>> Start
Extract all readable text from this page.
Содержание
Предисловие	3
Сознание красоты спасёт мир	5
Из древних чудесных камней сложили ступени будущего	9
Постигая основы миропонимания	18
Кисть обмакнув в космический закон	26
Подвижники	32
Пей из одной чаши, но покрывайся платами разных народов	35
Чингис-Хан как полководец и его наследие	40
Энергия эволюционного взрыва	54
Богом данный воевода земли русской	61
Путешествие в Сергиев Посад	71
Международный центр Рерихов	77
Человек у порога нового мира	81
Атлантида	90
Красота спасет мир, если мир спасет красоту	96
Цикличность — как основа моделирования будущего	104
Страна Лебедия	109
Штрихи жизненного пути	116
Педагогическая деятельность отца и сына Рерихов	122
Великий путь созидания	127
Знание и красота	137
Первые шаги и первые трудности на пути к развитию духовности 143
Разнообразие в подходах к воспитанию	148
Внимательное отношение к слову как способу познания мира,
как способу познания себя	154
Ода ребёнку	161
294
>> End
>> Start
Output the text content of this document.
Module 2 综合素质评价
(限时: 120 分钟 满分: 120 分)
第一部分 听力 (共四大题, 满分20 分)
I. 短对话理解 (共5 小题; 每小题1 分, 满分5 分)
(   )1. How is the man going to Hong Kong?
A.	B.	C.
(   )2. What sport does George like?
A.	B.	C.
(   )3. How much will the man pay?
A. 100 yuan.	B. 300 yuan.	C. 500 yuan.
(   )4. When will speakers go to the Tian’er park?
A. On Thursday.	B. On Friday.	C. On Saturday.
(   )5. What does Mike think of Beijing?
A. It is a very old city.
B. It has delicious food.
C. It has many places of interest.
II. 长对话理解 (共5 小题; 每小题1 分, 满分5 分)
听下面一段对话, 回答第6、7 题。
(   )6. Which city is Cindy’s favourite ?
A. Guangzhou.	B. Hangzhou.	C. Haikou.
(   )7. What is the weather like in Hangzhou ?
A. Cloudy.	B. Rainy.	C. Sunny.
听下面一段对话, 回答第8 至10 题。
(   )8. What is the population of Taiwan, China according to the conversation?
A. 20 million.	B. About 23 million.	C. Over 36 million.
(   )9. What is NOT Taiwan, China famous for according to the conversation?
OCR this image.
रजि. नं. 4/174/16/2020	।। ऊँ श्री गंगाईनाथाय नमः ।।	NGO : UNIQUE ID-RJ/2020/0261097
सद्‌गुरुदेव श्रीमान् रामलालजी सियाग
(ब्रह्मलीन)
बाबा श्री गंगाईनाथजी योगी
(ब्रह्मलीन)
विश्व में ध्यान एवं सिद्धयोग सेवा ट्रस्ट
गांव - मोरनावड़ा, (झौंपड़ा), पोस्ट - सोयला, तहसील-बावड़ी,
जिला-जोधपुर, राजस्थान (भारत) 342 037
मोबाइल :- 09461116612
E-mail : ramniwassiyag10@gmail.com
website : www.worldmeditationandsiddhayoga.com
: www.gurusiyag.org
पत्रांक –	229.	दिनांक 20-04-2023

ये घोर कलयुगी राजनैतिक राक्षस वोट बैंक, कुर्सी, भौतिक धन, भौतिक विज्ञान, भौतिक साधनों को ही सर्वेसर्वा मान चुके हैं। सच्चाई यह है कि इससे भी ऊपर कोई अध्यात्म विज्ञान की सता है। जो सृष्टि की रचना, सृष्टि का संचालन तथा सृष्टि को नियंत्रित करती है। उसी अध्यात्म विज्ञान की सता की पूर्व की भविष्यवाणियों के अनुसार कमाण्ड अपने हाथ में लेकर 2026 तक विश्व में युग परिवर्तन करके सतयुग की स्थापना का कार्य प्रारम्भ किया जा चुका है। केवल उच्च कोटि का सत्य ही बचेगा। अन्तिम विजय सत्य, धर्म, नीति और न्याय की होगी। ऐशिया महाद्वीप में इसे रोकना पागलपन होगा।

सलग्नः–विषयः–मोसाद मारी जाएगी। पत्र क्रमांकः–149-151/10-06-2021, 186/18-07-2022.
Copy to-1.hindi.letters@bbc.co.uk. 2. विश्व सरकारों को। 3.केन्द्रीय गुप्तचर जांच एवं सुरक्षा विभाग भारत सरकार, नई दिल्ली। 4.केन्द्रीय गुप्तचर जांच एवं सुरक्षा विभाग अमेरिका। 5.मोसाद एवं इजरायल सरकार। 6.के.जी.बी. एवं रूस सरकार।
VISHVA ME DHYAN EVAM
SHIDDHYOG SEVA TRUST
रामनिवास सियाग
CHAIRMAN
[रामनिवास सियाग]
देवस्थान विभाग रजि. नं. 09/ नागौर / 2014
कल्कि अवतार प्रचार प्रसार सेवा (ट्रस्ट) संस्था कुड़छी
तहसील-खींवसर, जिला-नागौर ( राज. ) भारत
>> End
>> Start
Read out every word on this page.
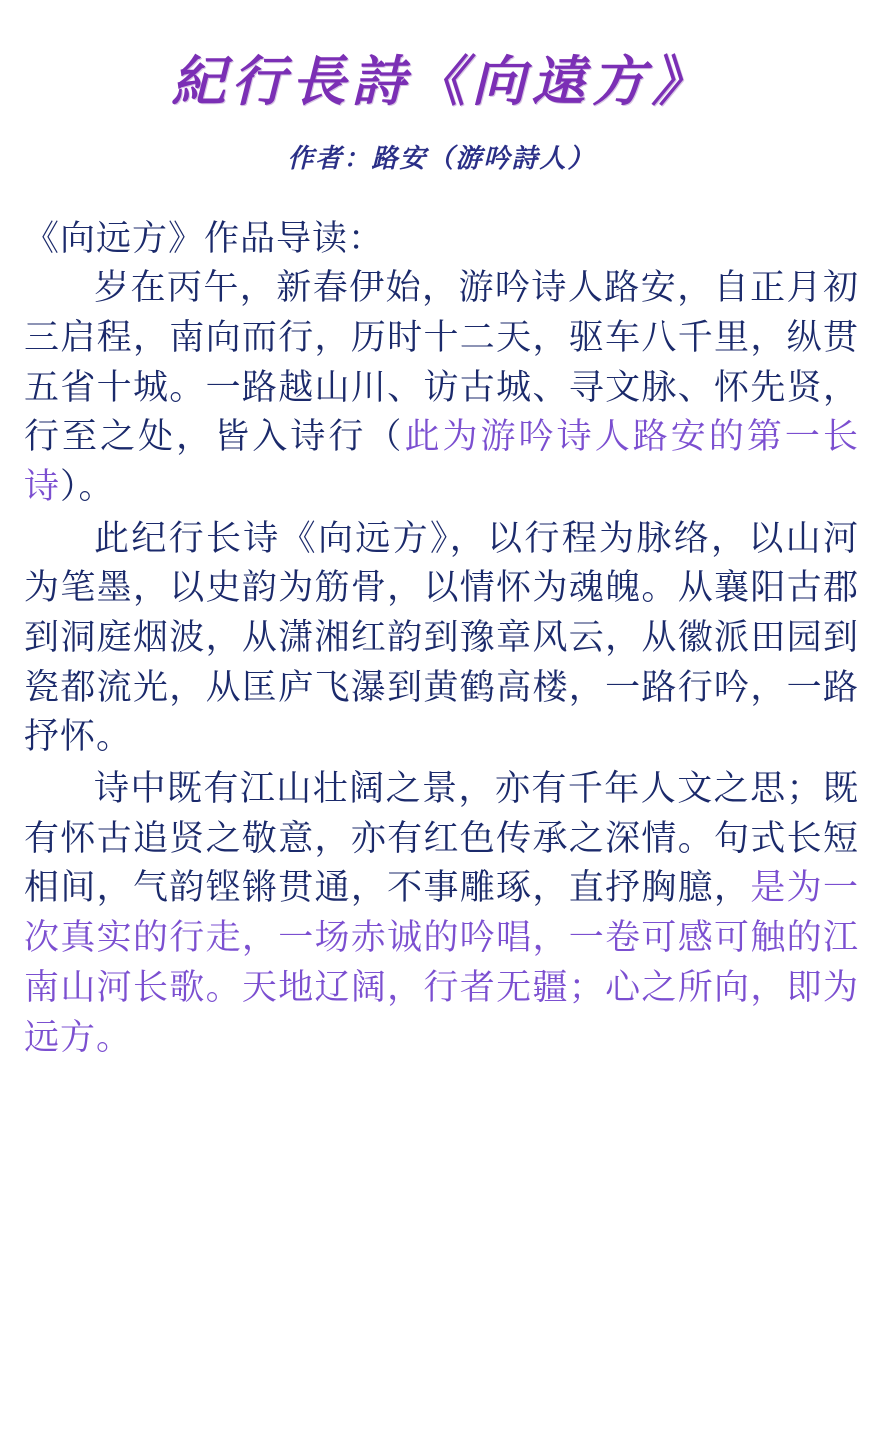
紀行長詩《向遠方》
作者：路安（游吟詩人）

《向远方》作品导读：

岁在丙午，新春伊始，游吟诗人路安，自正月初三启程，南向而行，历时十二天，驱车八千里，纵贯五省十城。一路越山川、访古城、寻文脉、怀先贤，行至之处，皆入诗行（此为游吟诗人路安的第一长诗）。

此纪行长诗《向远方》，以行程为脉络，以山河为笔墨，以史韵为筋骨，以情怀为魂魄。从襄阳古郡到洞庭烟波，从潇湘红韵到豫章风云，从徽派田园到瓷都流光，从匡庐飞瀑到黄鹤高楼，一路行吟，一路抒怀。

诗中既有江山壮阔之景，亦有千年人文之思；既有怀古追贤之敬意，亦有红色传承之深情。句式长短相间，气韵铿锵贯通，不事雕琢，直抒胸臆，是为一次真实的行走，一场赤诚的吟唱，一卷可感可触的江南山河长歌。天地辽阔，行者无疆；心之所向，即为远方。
>> End
WORK TO DO: Determine how many lines of the listing hold the word "will" and reply with that figure alone.

REPLY: 2